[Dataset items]
• • • • • • •

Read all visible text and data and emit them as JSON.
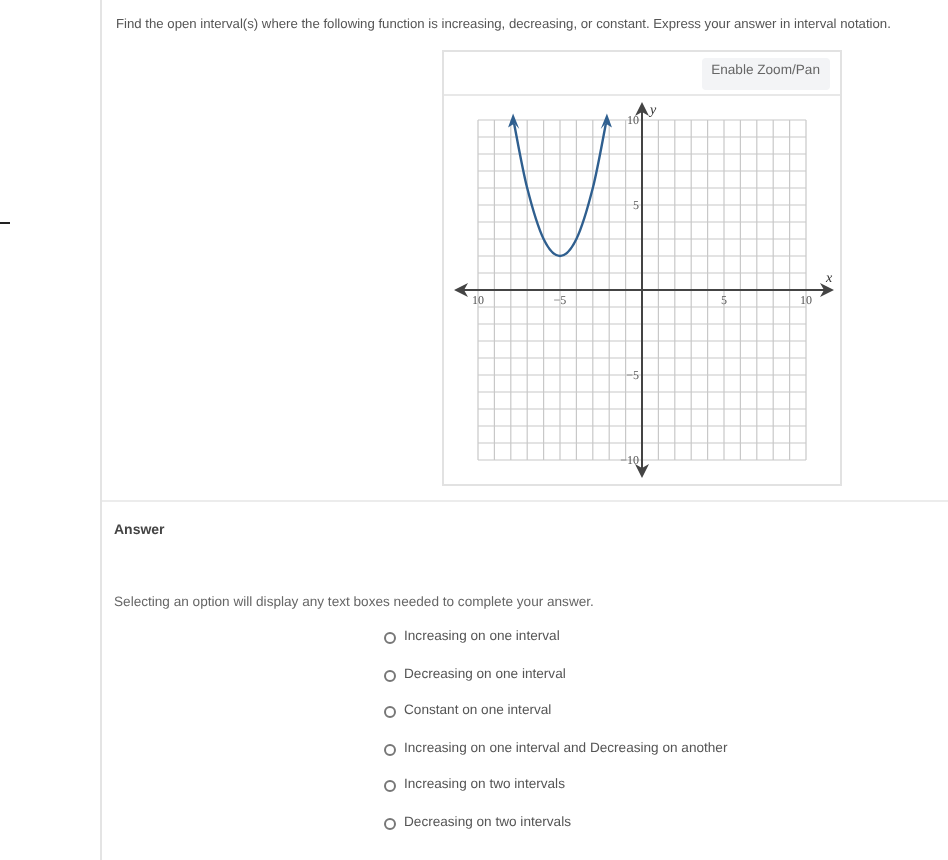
{
  "question": "Find the open interval(s) where the following function is increasing, decreasing, or constant. Express your answer in interval notation.",
  "graph": {
    "button": "Enable Zoom/Pan",
    "chart_data": {
      "type": "line",
      "xlabel": "x",
      "ylabel": "y",
      "xlim": [
        -10,
        10
      ],
      "ylim": [
        -10,
        10
      ],
      "xticks": [
        {
          "value": -10,
          "label": "10"
        },
        {
          "value": -5,
          "label": "−5"
        },
        {
          "value": 5,
          "label": "5"
        },
        {
          "value": 10,
          "label": "10"
        }
      ],
      "yticks": [
        {
          "value": 10,
          "label": "10"
        },
        {
          "value": 5,
          "label": "5"
        },
        {
          "value": -5,
          "label": "−5"
        },
        {
          "value": -10,
          "label": "−10"
        }
      ],
      "x": [
        -7.8,
        -7,
        -6,
        -5,
        -4,
        -3,
        -2.2
      ],
      "grid": true,
      "series": [
        {
          "color": "#2f5f8f",
          "values": [
            9.8,
            6,
            3,
            2,
            3,
            6,
            9.8
          ]
        }
      ]
    }
  },
  "answer_heading": "Answer",
  "instructions": "Selecting an option will display any text boxes needed to complete your answer.",
  "options": [
    {
      "label": "Increasing on one interval",
      "selected": false
    },
    {
      "label": "Decreasing on one interval",
      "selected": false
    },
    {
      "label": "Constant on one interval",
      "selected": false
    },
    {
      "label": "Increasing on one interval and Decreasing on another",
      "selected": false
    },
    {
      "label": "Increasing on two intervals",
      "selected": false
    },
    {
      "label": "Decreasing on two intervals",
      "selected": false
    }
  ]
}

• • • • • • •

Work to be completed.
Images should not appear in the copy; retype the listing above exactly.

Solution for this problem.
Read all visible text and data and emit them as JSON.
{
  "question": "Find the open interval(s) where the following function is increasing, decreasing, or constant. Express your answer in interval notation.",
  "graph": {
    "button": "Enable Zoom/Pan",
    "chart_data": {
      "type": "line",
      "xlabel": "x",
      "ylabel": "y",
      "xlim": [
        -10,
        10
      ],
      "ylim": [
        -10,
        10
      ],
      "xticks": [
        {
          "value": -10,
          "label": "10"
        },
        {
          "value": -5,
          "label": "−5"
        },
        {
          "value": 5,
          "label": "5"
        },
        {
          "value": 10,
          "label": "10"
        }
      ],
      "yticks": [
        {
          "value": 10,
          "label": "10"
        },
        {
          "value": 5,
          "label": "5"
        },
        {
          "value": -5,
          "label": "−5"
        },
        {
          "value": -10,
          "label": "−10"
        }
      ],
      "x": [
        -7.8,
        -7,
        -6,
        -5,
        -4,
        -3,
        -2.2
      ],
      "grid": true,
      "series": [
        {
          "color": "#2f5f8f",
          "values": [
            9.8,
            6,
            3,
            2,
            3,
            6,
            9.8
          ]
        }
      ]
    }
  },
  "answer_heading": "Answer",
  "instructions": "Selecting an option will display any text boxes needed to complete your answer.",
  "options": [
    {
      "label": "Increasing on one interval",
      "selected": false
    },
    {
      "label": "Decreasing on one interval",
      "selected": false
    },
    {
      "label": "Constant on one interval",
      "selected": false
    },
    {
      "label": "Increasing on one interval and Decreasing on another",
      "selected": false
    },
    {
      "label": "Increasing on two intervals",
      "selected": false
    },
    {
      "label": "Decreasing on two intervals",
      "selected": false
    }
  ]
}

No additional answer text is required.